### To be done
Only the run of lines from the one containing "Extract all readable text from this page." through the last line should be returned, exactly as written.

[Start Data supplied]

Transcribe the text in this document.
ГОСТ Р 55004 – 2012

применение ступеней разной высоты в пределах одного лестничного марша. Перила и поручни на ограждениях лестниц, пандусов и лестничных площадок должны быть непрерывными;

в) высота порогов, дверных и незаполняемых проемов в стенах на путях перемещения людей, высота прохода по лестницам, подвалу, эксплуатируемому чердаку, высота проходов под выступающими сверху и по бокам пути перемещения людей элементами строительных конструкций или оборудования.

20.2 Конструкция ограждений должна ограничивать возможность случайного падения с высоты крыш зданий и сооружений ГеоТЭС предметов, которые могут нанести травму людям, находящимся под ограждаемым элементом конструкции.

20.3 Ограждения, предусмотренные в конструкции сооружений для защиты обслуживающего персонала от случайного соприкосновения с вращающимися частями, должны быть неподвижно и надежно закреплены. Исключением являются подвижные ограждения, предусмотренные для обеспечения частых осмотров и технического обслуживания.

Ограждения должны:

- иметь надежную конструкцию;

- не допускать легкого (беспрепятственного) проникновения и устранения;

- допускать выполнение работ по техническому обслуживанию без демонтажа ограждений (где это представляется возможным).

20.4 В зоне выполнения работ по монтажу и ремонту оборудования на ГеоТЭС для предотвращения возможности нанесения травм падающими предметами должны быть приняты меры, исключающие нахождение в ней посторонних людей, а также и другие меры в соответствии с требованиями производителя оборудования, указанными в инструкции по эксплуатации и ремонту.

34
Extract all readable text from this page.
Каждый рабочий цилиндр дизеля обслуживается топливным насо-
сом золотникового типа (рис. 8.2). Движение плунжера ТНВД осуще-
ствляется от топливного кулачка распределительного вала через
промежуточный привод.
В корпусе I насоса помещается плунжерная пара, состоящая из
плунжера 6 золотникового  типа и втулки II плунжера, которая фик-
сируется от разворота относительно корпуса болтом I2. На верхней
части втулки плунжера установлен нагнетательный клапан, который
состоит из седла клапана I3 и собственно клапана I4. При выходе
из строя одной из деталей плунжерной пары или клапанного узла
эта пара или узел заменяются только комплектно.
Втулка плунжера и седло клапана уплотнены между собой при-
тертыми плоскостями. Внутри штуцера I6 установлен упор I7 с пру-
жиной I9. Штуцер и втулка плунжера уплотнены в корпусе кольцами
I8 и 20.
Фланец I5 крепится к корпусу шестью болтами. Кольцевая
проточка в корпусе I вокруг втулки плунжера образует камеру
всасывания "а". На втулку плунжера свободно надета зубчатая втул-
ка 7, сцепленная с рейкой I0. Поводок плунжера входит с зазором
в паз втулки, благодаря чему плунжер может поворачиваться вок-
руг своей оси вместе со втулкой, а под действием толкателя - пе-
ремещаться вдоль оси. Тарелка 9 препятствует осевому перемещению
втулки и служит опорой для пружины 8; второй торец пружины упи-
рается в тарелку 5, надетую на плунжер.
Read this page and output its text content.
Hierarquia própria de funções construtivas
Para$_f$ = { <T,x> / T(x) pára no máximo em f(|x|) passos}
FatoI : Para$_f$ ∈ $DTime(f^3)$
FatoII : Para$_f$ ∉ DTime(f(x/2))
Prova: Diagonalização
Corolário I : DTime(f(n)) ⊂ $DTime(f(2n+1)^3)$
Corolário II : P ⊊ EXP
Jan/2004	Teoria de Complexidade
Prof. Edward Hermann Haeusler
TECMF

[End Data supplied]

### Task result
Extract all readable text from this page.
Каждый рабочий цилиндр дизеля обслуживается топливным насо-
сом золотникового типа (рис. 8.2). Движение плунжера ТНВД осуще-
ствляется от топливного кулачка распределительного вала через
промежуточный привод.
В корпусе I насоса помещается плунжерная пара, состоящая из
плунжера 6 золотникового  типа и втулки II плунжера, которая фик-
сируется от разворота относительно корпуса болтом I2. На верхней
части втулки плунжера установлен нагнетательный клапан, который
состоит из седла клапана I3 и собственно клапана I4. При выходе
из строя одной из деталей плунжерной пары или клапанного узла
эта пара или узел заменяются только комплектно.
Втулка плунжера и седло клапана уплотнены между собой при-
тертыми плоскостями. Внутри штуцера I6 установлен упор I7 с пру-
жиной I9. Штуцер и втулка плунжера уплотнены в корпусе кольцами
I8 и 20.
Фланец I5 крепится к корпусу шестью болтами. Кольцевая
проточка в корпусе I вокруг втулки плунжера образует камеру
всасывания "а". На втулку плунжера свободно надета зубчатая втул-
ка 7, сцепленная с рейкой I0. Поводок плунжера входит с зазором
в паз втулки, благодаря чему плунжер может поворачиваться вок-
руг своей оси вместе со втулкой, а под действием толкателя - пе-
ремещаться вдоль оси. Тарелка 9 препятствует осевому перемещению
втулки и служит опорой для пружины 8; второй торец пружины упи-
рается в тарелку 5, надетую на плунжер.
Read this page and output its text content.
Hierarquia própria de funções construtivas
Para$_f$ = { <T,x> / T(x) pára no máximo em f(|x|) passos}
FatoI : Para$_f$ ∈ $DTime(f^3)$
FatoII : Para$_f$ ∉ DTime(f(x/2))
Prova: Diagonalização
Corolário I : DTime(f(n)) ⊂ $DTime(f(2n+1)^3)$
Corolário II : P ⊊ EXP
Jan/2004	Teoria de Complexidade
Prof. Edward Hermann Haeusler
TECMF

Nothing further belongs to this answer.